# Data excerpts start
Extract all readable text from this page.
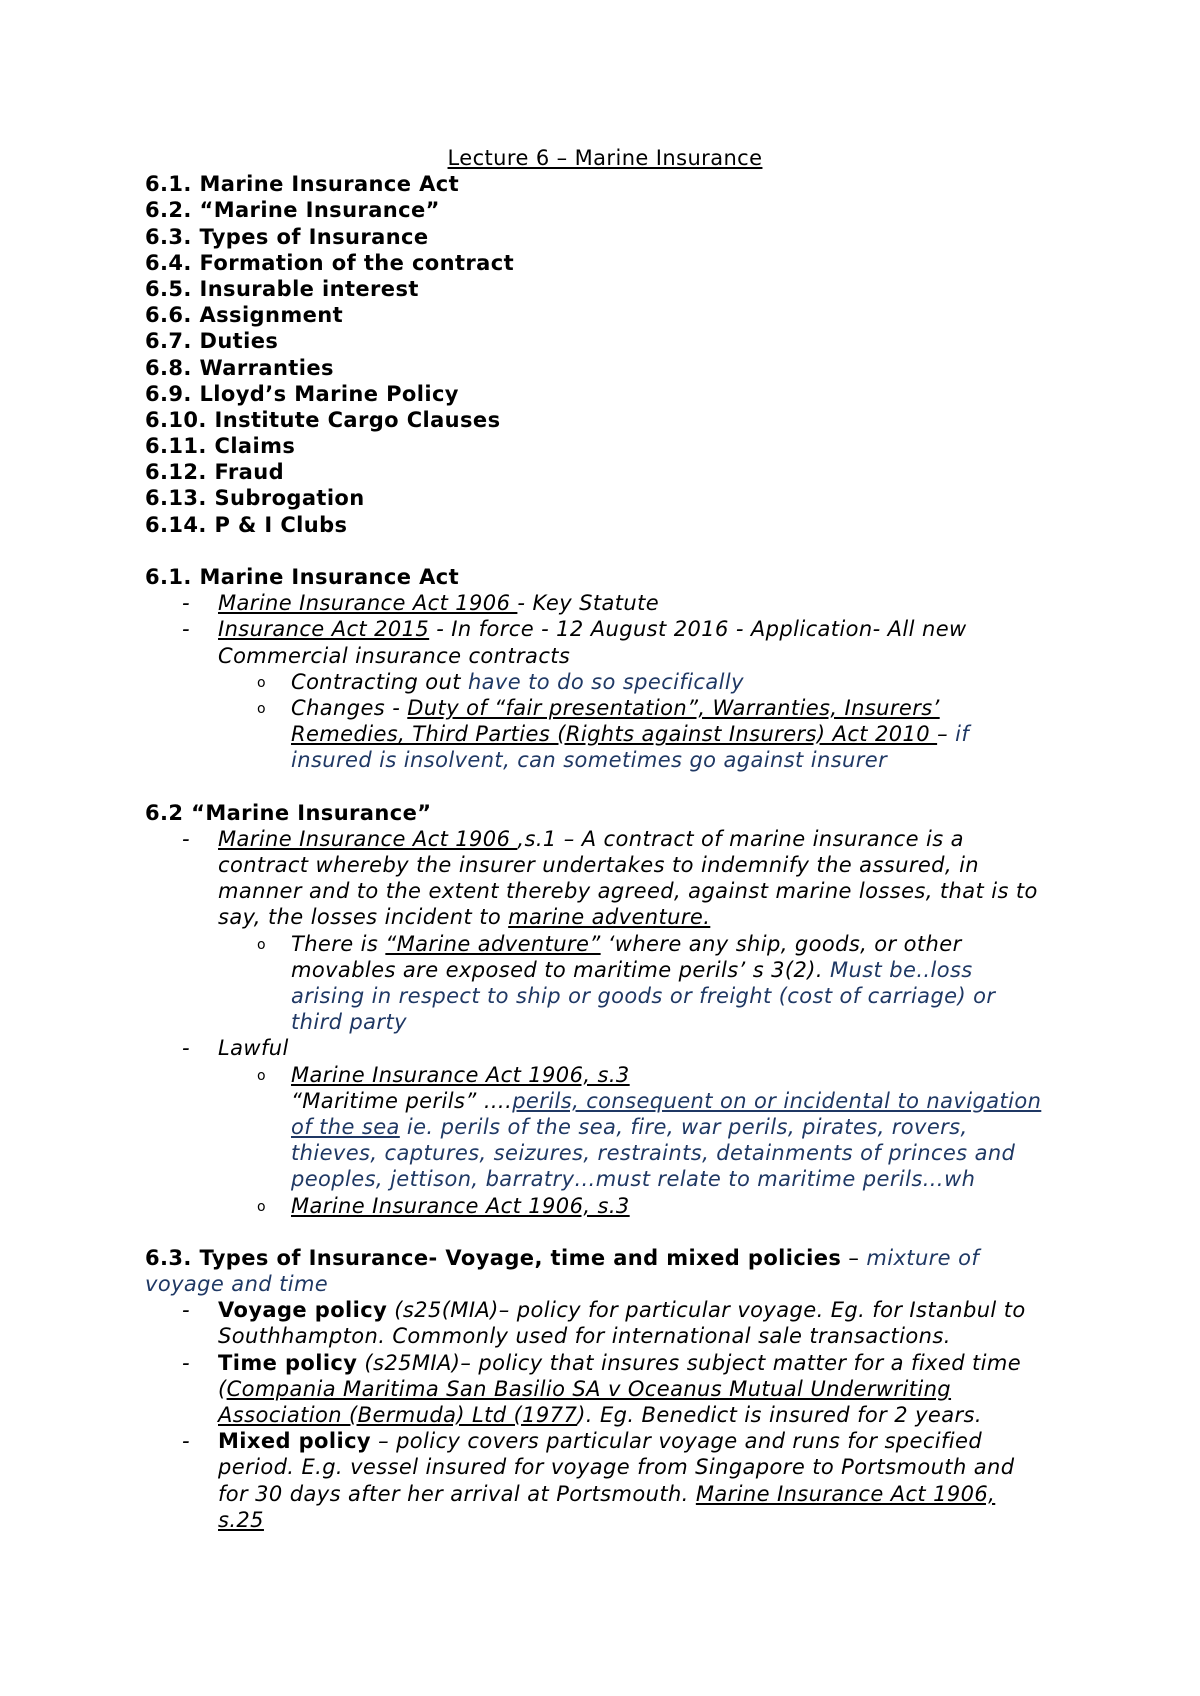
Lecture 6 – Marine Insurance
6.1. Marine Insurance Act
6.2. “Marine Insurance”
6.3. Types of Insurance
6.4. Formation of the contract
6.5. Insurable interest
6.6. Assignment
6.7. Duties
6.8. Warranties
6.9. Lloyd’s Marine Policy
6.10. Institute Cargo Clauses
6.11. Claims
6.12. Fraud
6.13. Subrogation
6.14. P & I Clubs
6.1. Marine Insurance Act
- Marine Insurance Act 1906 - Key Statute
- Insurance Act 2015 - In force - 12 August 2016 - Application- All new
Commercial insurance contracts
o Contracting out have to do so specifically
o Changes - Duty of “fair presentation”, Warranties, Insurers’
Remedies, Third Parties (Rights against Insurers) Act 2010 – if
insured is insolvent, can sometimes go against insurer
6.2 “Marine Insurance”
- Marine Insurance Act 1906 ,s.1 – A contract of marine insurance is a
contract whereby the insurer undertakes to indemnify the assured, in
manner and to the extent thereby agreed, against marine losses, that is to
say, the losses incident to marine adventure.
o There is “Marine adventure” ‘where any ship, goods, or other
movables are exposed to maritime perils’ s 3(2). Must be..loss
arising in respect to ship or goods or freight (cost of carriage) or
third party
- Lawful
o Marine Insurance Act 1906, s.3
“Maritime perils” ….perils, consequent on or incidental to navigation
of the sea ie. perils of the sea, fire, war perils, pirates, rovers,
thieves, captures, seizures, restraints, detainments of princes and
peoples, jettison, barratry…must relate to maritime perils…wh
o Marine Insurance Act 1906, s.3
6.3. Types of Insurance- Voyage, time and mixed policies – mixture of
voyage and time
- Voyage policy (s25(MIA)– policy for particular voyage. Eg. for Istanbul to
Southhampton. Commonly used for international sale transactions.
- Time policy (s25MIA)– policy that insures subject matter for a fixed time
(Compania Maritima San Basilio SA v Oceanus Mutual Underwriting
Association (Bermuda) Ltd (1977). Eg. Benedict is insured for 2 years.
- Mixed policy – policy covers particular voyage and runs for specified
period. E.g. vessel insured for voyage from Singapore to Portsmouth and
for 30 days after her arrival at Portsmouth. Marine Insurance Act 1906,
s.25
# Data excerpts end
Problem statement:
All of the entries above should be duplicated exactly, except for the pictures.

Exercise result:
Extract all readable text from this page.
Lecture 6 – Marine Insurance
6.1. Marine Insurance Act
6.2. “Marine Insurance”
6.3. Types of Insurance
6.4. Formation of the contract
6.5. Insurable interest
6.6. Assignment
6.7. Duties
6.8. Warranties
6.9. Lloyd’s Marine Policy
6.10. Institute Cargo Clauses
6.11. Claims
6.12. Fraud
6.13. Subrogation
6.14. P & I Clubs
6.1. Marine Insurance Act
- Marine Insurance Act 1906 - Key Statute
- Insurance Act 2015 - In force - 12 August 2016 - Application- All new
Commercial insurance contracts
o Contracting out have to do so specifically
o Changes - Duty of “fair presentation”, Warranties, Insurers’
Remedies, Third Parties (Rights against Insurers) Act 2010 – if
insured is insolvent, can sometimes go against insurer
6.2 “Marine Insurance”
- Marine Insurance Act 1906 ,s.1 – A contract of marine insurance is a
contract whereby the insurer undertakes to indemnify the assured, in
manner and to the extent thereby agreed, against marine losses, that is to
say, the losses incident to marine adventure.
o There is “Marine adventure” ‘where any ship, goods, or other
movables are exposed to maritime perils’ s 3(2). Must be..loss
arising in respect to ship or goods or freight (cost of carriage) or
third party
- Lawful
o Marine Insurance Act 1906, s.3
“Maritime perils” ….perils, consequent on or incidental to navigation
of the sea ie. perils of the sea, fire, war perils, pirates, rovers,
thieves, captures, seizures, restraints, detainments of princes and
peoples, jettison, barratry…must relate to maritime perils…wh
o Marine Insurance Act 1906, s.3
6.3. Types of Insurance- Voyage, time and mixed policies – mixture of
voyage and time
- Voyage policy (s25(MIA)– policy for particular voyage. Eg. for Istanbul to
Southhampton. Commonly used for international sale transactions.
- Time policy (s25MIA)– policy that insures subject matter for a fixed time
(Compania Maritima San Basilio SA v Oceanus Mutual Underwriting
Association (Bermuda) Ltd (1977). Eg. Benedict is insured for 2 years.
- Mixed policy – policy covers particular voyage and runs for specified
period. E.g. vessel insured for voyage from Singapore to Portsmouth and
for 30 days after her arrival at Portsmouth. Marine Insurance Act 1906,
s.25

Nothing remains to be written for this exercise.